— Start Provided records —
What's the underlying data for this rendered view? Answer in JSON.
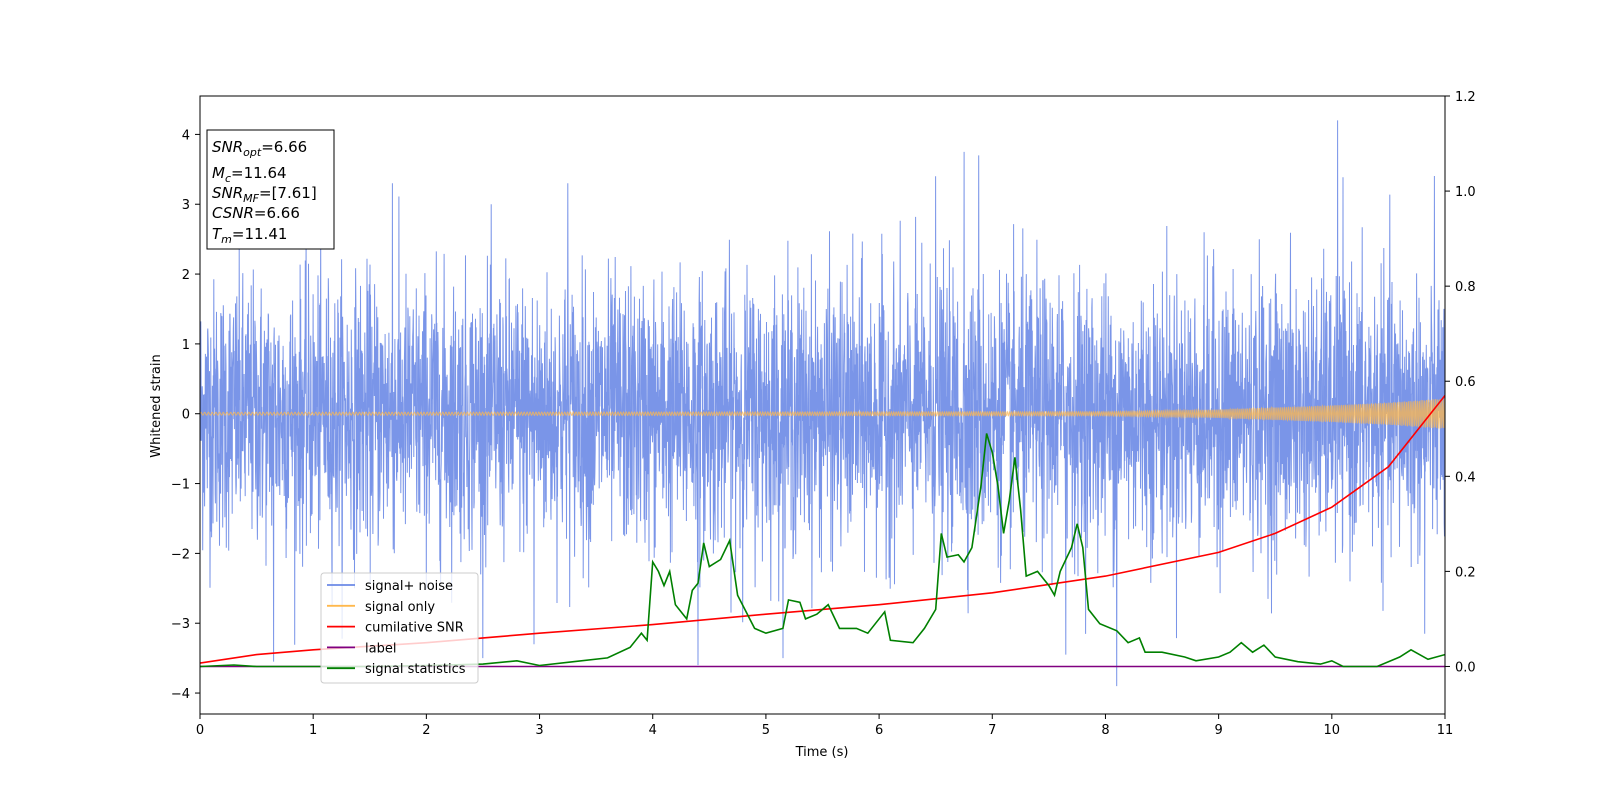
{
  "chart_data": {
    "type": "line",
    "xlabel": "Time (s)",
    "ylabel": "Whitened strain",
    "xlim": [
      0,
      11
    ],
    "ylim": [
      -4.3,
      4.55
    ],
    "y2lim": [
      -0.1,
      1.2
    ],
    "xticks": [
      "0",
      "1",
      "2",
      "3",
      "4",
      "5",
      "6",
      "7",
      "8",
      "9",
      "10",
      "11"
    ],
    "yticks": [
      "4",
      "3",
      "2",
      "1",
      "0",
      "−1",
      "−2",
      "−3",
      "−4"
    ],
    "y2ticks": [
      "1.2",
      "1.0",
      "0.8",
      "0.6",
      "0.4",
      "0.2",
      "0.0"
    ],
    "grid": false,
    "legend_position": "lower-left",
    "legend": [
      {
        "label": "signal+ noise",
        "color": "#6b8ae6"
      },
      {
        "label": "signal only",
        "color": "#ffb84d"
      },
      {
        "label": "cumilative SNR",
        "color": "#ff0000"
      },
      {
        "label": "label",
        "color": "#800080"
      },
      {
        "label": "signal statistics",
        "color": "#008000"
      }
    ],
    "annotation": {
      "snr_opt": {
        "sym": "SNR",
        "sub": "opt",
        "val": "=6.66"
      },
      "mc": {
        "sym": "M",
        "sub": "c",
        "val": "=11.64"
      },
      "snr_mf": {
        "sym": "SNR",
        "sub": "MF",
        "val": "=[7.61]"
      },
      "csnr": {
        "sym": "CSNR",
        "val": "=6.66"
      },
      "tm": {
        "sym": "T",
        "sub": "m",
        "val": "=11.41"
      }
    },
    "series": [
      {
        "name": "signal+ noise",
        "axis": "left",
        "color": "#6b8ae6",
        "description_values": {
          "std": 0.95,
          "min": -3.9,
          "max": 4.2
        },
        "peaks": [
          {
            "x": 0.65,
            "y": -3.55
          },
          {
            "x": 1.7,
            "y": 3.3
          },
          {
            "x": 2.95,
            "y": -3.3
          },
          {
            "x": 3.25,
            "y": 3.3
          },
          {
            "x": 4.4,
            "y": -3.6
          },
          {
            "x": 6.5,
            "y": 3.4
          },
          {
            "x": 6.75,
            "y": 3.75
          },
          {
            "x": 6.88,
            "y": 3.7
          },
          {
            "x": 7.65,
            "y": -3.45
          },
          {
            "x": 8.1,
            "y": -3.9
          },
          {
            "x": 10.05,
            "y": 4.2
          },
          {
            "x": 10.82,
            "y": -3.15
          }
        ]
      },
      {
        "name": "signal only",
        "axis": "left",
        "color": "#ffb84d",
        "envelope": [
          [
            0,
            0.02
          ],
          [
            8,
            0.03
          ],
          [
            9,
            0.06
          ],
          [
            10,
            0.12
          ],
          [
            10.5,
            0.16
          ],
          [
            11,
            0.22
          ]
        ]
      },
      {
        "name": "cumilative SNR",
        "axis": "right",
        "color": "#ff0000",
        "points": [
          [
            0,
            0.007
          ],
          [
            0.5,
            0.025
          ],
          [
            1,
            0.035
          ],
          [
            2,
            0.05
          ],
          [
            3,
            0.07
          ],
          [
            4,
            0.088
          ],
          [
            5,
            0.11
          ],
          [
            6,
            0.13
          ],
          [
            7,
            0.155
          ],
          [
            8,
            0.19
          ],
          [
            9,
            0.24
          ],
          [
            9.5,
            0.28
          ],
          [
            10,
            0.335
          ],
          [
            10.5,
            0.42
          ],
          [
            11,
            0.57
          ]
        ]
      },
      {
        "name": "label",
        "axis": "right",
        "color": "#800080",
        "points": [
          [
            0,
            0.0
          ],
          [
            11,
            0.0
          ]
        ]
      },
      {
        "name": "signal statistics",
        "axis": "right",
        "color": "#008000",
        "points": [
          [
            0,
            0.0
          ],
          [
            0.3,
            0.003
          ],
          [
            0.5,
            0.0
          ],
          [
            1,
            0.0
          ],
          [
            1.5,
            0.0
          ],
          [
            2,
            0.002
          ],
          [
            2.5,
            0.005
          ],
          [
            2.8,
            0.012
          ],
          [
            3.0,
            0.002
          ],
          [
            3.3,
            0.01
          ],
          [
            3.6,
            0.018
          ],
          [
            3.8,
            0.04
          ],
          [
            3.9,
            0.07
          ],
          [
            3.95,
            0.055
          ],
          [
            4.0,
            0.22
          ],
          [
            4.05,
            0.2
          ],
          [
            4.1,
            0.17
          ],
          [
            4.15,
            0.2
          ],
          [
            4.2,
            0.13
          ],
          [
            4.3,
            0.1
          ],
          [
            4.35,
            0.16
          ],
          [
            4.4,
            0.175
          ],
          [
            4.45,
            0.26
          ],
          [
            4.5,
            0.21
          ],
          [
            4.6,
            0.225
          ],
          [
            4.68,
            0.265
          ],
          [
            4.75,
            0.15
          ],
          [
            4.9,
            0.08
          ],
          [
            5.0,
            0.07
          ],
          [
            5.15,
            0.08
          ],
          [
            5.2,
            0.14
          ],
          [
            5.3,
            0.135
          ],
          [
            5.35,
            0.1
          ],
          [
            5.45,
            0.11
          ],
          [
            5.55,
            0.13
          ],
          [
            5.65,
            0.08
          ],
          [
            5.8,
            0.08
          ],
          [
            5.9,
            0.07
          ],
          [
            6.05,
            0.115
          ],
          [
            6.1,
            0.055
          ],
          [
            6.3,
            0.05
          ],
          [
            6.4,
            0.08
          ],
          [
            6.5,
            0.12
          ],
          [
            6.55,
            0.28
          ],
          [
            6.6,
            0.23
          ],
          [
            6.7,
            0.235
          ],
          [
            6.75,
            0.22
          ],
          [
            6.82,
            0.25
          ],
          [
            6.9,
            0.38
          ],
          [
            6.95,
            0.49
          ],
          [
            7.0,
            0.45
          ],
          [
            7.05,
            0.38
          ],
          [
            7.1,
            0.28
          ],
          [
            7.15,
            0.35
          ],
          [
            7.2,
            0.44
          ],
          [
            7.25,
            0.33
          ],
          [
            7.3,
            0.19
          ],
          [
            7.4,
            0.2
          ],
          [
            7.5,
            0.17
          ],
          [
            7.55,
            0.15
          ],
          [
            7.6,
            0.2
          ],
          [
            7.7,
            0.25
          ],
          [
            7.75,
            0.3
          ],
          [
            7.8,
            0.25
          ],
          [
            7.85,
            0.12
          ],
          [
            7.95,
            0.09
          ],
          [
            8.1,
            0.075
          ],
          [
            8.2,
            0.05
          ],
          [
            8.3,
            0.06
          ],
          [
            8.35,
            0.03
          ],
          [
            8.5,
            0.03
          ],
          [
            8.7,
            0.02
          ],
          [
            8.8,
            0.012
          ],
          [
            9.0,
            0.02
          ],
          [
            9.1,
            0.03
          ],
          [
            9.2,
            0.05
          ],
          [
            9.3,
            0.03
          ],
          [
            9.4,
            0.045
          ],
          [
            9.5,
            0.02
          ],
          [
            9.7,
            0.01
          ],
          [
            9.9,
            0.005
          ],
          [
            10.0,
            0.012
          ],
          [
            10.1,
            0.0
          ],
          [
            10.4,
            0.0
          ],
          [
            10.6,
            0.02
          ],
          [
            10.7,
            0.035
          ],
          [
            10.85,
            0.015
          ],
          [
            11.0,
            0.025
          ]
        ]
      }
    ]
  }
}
— End Provided records —
— Start Provided records —
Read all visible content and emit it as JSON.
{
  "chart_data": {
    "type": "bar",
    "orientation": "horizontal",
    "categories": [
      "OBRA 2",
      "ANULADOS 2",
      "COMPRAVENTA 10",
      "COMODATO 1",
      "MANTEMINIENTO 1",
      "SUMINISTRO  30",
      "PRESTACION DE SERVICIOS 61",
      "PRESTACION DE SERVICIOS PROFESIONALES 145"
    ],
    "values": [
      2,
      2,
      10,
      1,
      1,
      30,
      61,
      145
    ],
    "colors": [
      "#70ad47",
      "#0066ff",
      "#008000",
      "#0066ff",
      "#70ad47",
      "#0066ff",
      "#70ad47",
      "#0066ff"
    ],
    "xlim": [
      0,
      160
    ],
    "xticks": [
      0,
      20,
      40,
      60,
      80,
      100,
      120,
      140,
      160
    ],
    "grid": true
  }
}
— End Provided records —
**Written instruction:**
Report all lines of the material that contain the word "PRESTACION".

**Solved exercise:**
      "PRESTACION DE SERVICIOS 61",
      "PRESTACION DE SERVICIOS PROFESIONALES 145"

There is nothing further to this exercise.